Read through the records below and copy each line that uses the word "name".

-- Start of Supplied entries --

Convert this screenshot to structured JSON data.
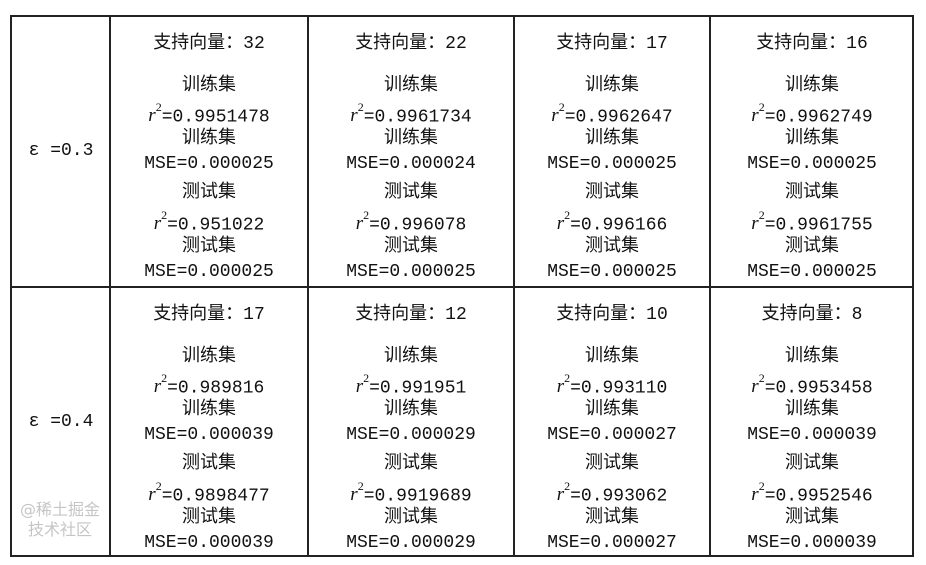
{
  "labels": {
    "train": "训练集",
    "test": "测试集",
    "r_symbol": "r",
    "r_exp": "2"
  },
  "rows": [
    {
      "epsilon": "ε =0.3",
      "cells": [
        {
          "sv": "支持向量：32",
          "train_r2": "=0.9951478",
          "train_mse": "MSE=0.000025",
          "test_r2": "=0.951022",
          "test_mse": "MSE=0.000025"
        },
        {
          "sv": "支持向量：22",
          "train_r2": "=0.9961734",
          "train_mse": "MSE=0.000024",
          "test_r2": "=0.996078",
          "test_mse": "MSE=0.000025"
        },
        {
          "sv": "支持向量：17",
          "train_r2": "=0.9962647",
          "train_mse": "MSE=0.000025",
          "test_r2": "=0.996166",
          "test_mse": "MSE=0.000025",
          "overlapped_label": true
        },
        {
          "sv": "支持向量：16",
          "train_r2": "=0.9962749",
          "train_mse": "MSE=0.000025",
          "test_r2": "=0.9961755",
          "test_mse": "MSE=0.000025"
        }
      ]
    },
    {
      "epsilon": "ε =0.4",
      "cells": [
        {
          "sv": "支持向量：17",
          "train_r2": "=0.989816",
          "train_mse": "MSE=0.000039",
          "test_r2": "=0.9898477",
          "test_mse": "MSE=0.000039"
        },
        {
          "sv": "支持向量：12",
          "train_r2": "=0.991951",
          "train_mse": "MSE=0.000029",
          "test_r2": "=0.9919689",
          "test_mse": "MSE=0.000029"
        },
        {
          "sv": "支持向量：10",
          "train_r2": "=0.993110",
          "train_mse": "MSE=0.000027",
          "test_r2": "=0.993062",
          "test_mse": "MSE=0.000027"
        },
        {
          "sv": "支持向量：8",
          "train_r2": "=0.9953458",
          "train_mse": "MSE=0.000039",
          "test_r2": "=0.9952546",
          "test_mse": "MSE=0.000039"
        }
      ]
    }
  ],
  "watermark": "@稀土掘金技术社区"
}
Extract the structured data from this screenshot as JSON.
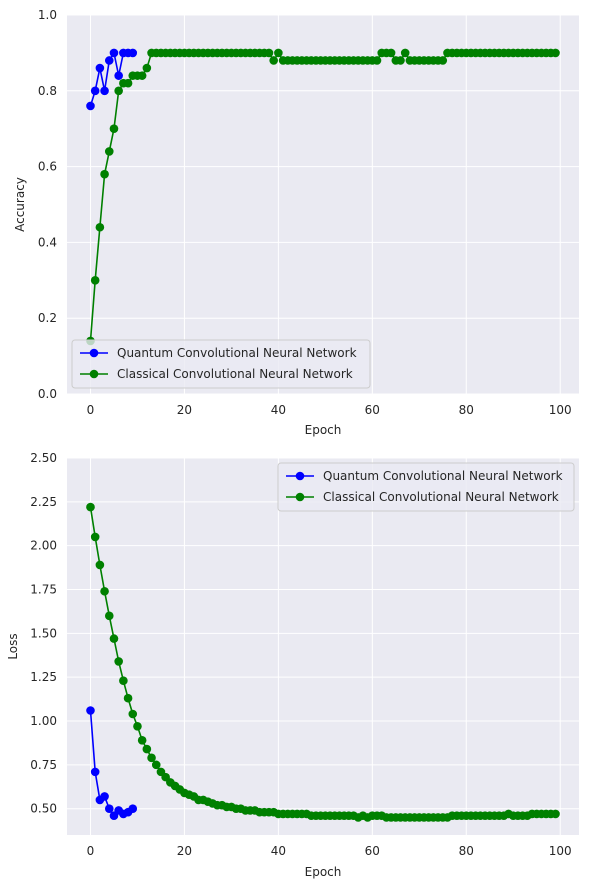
{
  "colors": {
    "background": "#eaeaf2",
    "grid": "#ffffff",
    "quantum": "#0000ff",
    "classical": "#008000"
  },
  "chart_data": [
    {
      "type": "line",
      "xlabel": "Epoch",
      "ylabel": "Accuracy",
      "xlim": [
        -5,
        104
      ],
      "ylim": [
        0,
        1
      ],
      "xticks": [
        0,
        20,
        40,
        60,
        80,
        100
      ],
      "yticks": [
        0.0,
        0.2,
        0.4,
        0.6,
        0.8,
        1.0
      ],
      "ytick_labels": [
        "0.0",
        "0.2",
        "0.4",
        "0.6",
        "0.8",
        "1.0"
      ],
      "grid": true,
      "legend_position": "lower-left",
      "series": [
        {
          "name": "Quantum Convolutional Neural Network",
          "color": "#0000ff",
          "x": [
            0,
            1,
            2,
            3,
            4,
            5,
            6,
            7,
            8,
            9
          ],
          "y": [
            0.76,
            0.8,
            0.86,
            0.8,
            0.88,
            0.9,
            0.84,
            0.9,
            0.9,
            0.9
          ]
        },
        {
          "name": "Classical Convolutional Neural Network",
          "color": "#008000",
          "x": [
            0,
            1,
            2,
            3,
            4,
            5,
            6,
            7,
            8,
            9,
            10,
            11,
            12,
            13,
            14,
            15,
            16,
            17,
            18,
            19,
            20,
            21,
            22,
            23,
            24,
            25,
            26,
            27,
            28,
            29,
            30,
            31,
            32,
            33,
            34,
            35,
            36,
            37,
            38,
            39,
            40,
            41,
            42,
            43,
            44,
            45,
            46,
            47,
            48,
            49,
            50,
            51,
            52,
            53,
            54,
            55,
            56,
            57,
            58,
            59,
            60,
            61,
            62,
            63,
            64,
            65,
            66,
            67,
            68,
            69,
            70,
            71,
            72,
            73,
            74,
            75,
            76,
            77,
            78,
            79,
            80,
            81,
            82,
            83,
            84,
            85,
            86,
            87,
            88,
            89,
            90,
            91,
            92,
            93,
            94,
            95,
            96,
            97,
            98,
            99
          ],
          "y": [
            0.14,
            0.3,
            0.44,
            0.58,
            0.64,
            0.7,
            0.8,
            0.82,
            0.82,
            0.84,
            0.84,
            0.84,
            0.86,
            0.9,
            0.9,
            0.9,
            0.9,
            0.9,
            0.9,
            0.9,
            0.9,
            0.9,
            0.9,
            0.9,
            0.9,
            0.9,
            0.9,
            0.9,
            0.9,
            0.9,
            0.9,
            0.9,
            0.9,
            0.9,
            0.9,
            0.9,
            0.9,
            0.9,
            0.9,
            0.88,
            0.9,
            0.88,
            0.88,
            0.88,
            0.88,
            0.88,
            0.88,
            0.88,
            0.88,
            0.88,
            0.88,
            0.88,
            0.88,
            0.88,
            0.88,
            0.88,
            0.88,
            0.88,
            0.88,
            0.88,
            0.88,
            0.88,
            0.9,
            0.9,
            0.9,
            0.88,
            0.88,
            0.9,
            0.88,
            0.88,
            0.88,
            0.88,
            0.88,
            0.88,
            0.88,
            0.88,
            0.9,
            0.9,
            0.9,
            0.9,
            0.9,
            0.9,
            0.9,
            0.9,
            0.9,
            0.9,
            0.9,
            0.9,
            0.9,
            0.9,
            0.9,
            0.9,
            0.9,
            0.9,
            0.9,
            0.9,
            0.9,
            0.9,
            0.9,
            0.9
          ]
        }
      ]
    },
    {
      "type": "line",
      "xlabel": "Epoch",
      "ylabel": "Loss",
      "xlim": [
        -5,
        104
      ],
      "ylim": [
        0.35,
        2.5
      ],
      "xticks": [
        0,
        20,
        40,
        60,
        80,
        100
      ],
      "yticks": [
        0.5,
        0.75,
        1.0,
        1.25,
        1.5,
        1.75,
        2.0,
        2.25,
        2.5
      ],
      "ytick_labels": [
        "0.50",
        "0.75",
        "1.00",
        "1.25",
        "1.50",
        "1.75",
        "2.00",
        "2.25",
        "2.50"
      ],
      "grid": true,
      "legend_position": "top-right",
      "series": [
        {
          "name": "Quantum Convolutional Neural Network",
          "color": "#0000ff",
          "x": [
            0,
            1,
            2,
            3,
            4,
            5,
            6,
            7,
            8,
            9
          ],
          "y": [
            1.06,
            0.71,
            0.55,
            0.57,
            0.5,
            0.46,
            0.49,
            0.47,
            0.48,
            0.5
          ]
        },
        {
          "name": "Classical Convolutional Neural Network",
          "color": "#008000",
          "x": [
            0,
            1,
            2,
            3,
            4,
            5,
            6,
            7,
            8,
            9,
            10,
            11,
            12,
            13,
            14,
            15,
            16,
            17,
            18,
            19,
            20,
            21,
            22,
            23,
            24,
            25,
            26,
            27,
            28,
            29,
            30,
            31,
            32,
            33,
            34,
            35,
            36,
            37,
            38,
            39,
            40,
            41,
            42,
            43,
            44,
            45,
            46,
            47,
            48,
            49,
            50,
            51,
            52,
            53,
            54,
            55,
            56,
            57,
            58,
            59,
            60,
            61,
            62,
            63,
            64,
            65,
            66,
            67,
            68,
            69,
            70,
            71,
            72,
            73,
            74,
            75,
            76,
            77,
            78,
            79,
            80,
            81,
            82,
            83,
            84,
            85,
            86,
            87,
            88,
            89,
            90,
            91,
            92,
            93,
            94,
            95,
            96,
            97,
            98,
            99
          ],
          "y": [
            2.22,
            2.05,
            1.89,
            1.74,
            1.6,
            1.47,
            1.34,
            1.23,
            1.13,
            1.04,
            0.97,
            0.89,
            0.84,
            0.79,
            0.75,
            0.71,
            0.68,
            0.65,
            0.63,
            0.61,
            0.59,
            0.58,
            0.57,
            0.55,
            0.55,
            0.54,
            0.53,
            0.52,
            0.52,
            0.51,
            0.51,
            0.5,
            0.5,
            0.49,
            0.49,
            0.49,
            0.48,
            0.48,
            0.48,
            0.48,
            0.47,
            0.47,
            0.47,
            0.47,
            0.47,
            0.47,
            0.47,
            0.46,
            0.46,
            0.46,
            0.46,
            0.46,
            0.46,
            0.46,
            0.46,
            0.46,
            0.46,
            0.45,
            0.46,
            0.45,
            0.46,
            0.46,
            0.46,
            0.45,
            0.45,
            0.45,
            0.45,
            0.45,
            0.45,
            0.45,
            0.45,
            0.45,
            0.45,
            0.45,
            0.45,
            0.45,
            0.45,
            0.46,
            0.46,
            0.46,
            0.46,
            0.46,
            0.46,
            0.46,
            0.46,
            0.46,
            0.46,
            0.46,
            0.46,
            0.47,
            0.46,
            0.46,
            0.46,
            0.46,
            0.47,
            0.47,
            0.47,
            0.47,
            0.47,
            0.47
          ]
        }
      ]
    }
  ]
}
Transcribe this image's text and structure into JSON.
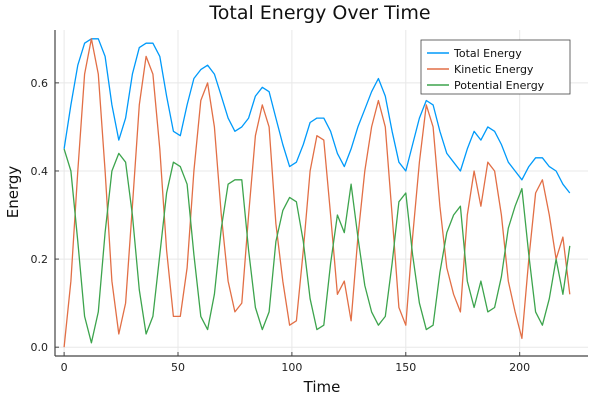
{
  "chart_data": {
    "type": "line",
    "title": "Total Energy Over Time",
    "xlabel": "Time",
    "ylabel": "Energy",
    "xlim": [
      -4,
      230
    ],
    "ylim": [
      -0.02,
      0.72
    ],
    "xticks": [
      0,
      50,
      100,
      150,
      200
    ],
    "xtick_labels": [
      "0",
      "50",
      "100",
      "150",
      "200"
    ],
    "yticks": [
      0,
      0.2,
      0.4,
      0.6
    ],
    "ytick_labels": [
      "0.0",
      "0.2",
      "0.4",
      "0.6"
    ],
    "grid": true,
    "legend_position": "top-right",
    "x": [
      0,
      3,
      6,
      9,
      12,
      15,
      18,
      21,
      24,
      27,
      30,
      33,
      36,
      39,
      42,
      45,
      48,
      51,
      54,
      57,
      60,
      63,
      66,
      69,
      72,
      75,
      78,
      81,
      84,
      87,
      90,
      93,
      96,
      99,
      102,
      105,
      108,
      111,
      114,
      117,
      120,
      123,
      126,
      129,
      132,
      135,
      138,
      141,
      144,
      147,
      150,
      153,
      156,
      159,
      162,
      165,
      168,
      171,
      174,
      177,
      180,
      183,
      186,
      189,
      192,
      195,
      198,
      201,
      204,
      207,
      210,
      213,
      216,
      219,
      222
    ],
    "series": [
      {
        "name": "Total Energy",
        "color": "#009AFA",
        "values": [
          0.45,
          0.55,
          0.64,
          0.69,
          0.7,
          0.7,
          0.66,
          0.55,
          0.47,
          0.52,
          0.62,
          0.68,
          0.69,
          0.69,
          0.66,
          0.57,
          0.49,
          0.48,
          0.55,
          0.61,
          0.63,
          0.64,
          0.62,
          0.57,
          0.52,
          0.49,
          0.5,
          0.52,
          0.57,
          0.59,
          0.58,
          0.52,
          0.46,
          0.41,
          0.42,
          0.46,
          0.51,
          0.52,
          0.52,
          0.49,
          0.44,
          0.41,
          0.45,
          0.5,
          0.54,
          0.58,
          0.61,
          0.57,
          0.49,
          0.42,
          0.4,
          0.46,
          0.52,
          0.56,
          0.55,
          0.49,
          0.44,
          0.42,
          0.4,
          0.45,
          0.49,
          0.47,
          0.5,
          0.49,
          0.46,
          0.42,
          0.4,
          0.38,
          0.41,
          0.43,
          0.43,
          0.41,
          0.4,
          0.37,
          0.35
        ]
      },
      {
        "name": "Kinetic Energy",
        "color": "#E26F46",
        "values": [
          0,
          0.15,
          0.4,
          0.62,
          0.7,
          0.62,
          0.4,
          0.15,
          0.03,
          0.1,
          0.32,
          0.55,
          0.66,
          0.62,
          0.45,
          0.22,
          0.07,
          0.07,
          0.18,
          0.4,
          0.56,
          0.6,
          0.5,
          0.3,
          0.15,
          0.08,
          0.1,
          0.3,
          0.48,
          0.55,
          0.5,
          0.28,
          0.15,
          0.05,
          0.06,
          0.22,
          0.4,
          0.48,
          0.47,
          0.3,
          0.12,
          0.15,
          0.06,
          0.25,
          0.4,
          0.5,
          0.56,
          0.5,
          0.3,
          0.09,
          0.05,
          0.25,
          0.42,
          0.55,
          0.5,
          0.32,
          0.18,
          0.12,
          0.08,
          0.3,
          0.4,
          0.32,
          0.42,
          0.4,
          0.3,
          0.15,
          0.08,
          0.02,
          0.2,
          0.35,
          0.38,
          0.3,
          0.2,
          0.25,
          0.12
        ]
      },
      {
        "name": "Potential Energy",
        "color": "#3DA44D",
        "values": [
          0.45,
          0.4,
          0.24,
          0.07,
          0.01,
          0.08,
          0.26,
          0.4,
          0.44,
          0.42,
          0.3,
          0.13,
          0.03,
          0.07,
          0.21,
          0.35,
          0.42,
          0.41,
          0.37,
          0.21,
          0.07,
          0.04,
          0.12,
          0.27,
          0.37,
          0.38,
          0.38,
          0.22,
          0.09,
          0.04,
          0.08,
          0.24,
          0.31,
          0.34,
          0.33,
          0.24,
          0.11,
          0.04,
          0.05,
          0.19,
          0.3,
          0.26,
          0.37,
          0.25,
          0.14,
          0.08,
          0.05,
          0.07,
          0.19,
          0.33,
          0.35,
          0.21,
          0.1,
          0.04,
          0.05,
          0.17,
          0.26,
          0.3,
          0.32,
          0.15,
          0.09,
          0.15,
          0.08,
          0.09,
          0.16,
          0.27,
          0.32,
          0.36,
          0.21,
          0.08,
          0.05,
          0.11,
          0.2,
          0.12,
          0.23
        ]
      }
    ]
  }
}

-- End of Supplied entries --

● **Exercise response**:
          "name": "Quantum Convolutional Neural Network",
          "name": "Classical Convolutional Neural Network",
          "name": "Quantum Convolutional Neural Network",
          "name": "Classical Convolutional Neural Network",
        "name": "Total Energy",
        "name": "Kinetic Energy",
        "name": "Potential Energy",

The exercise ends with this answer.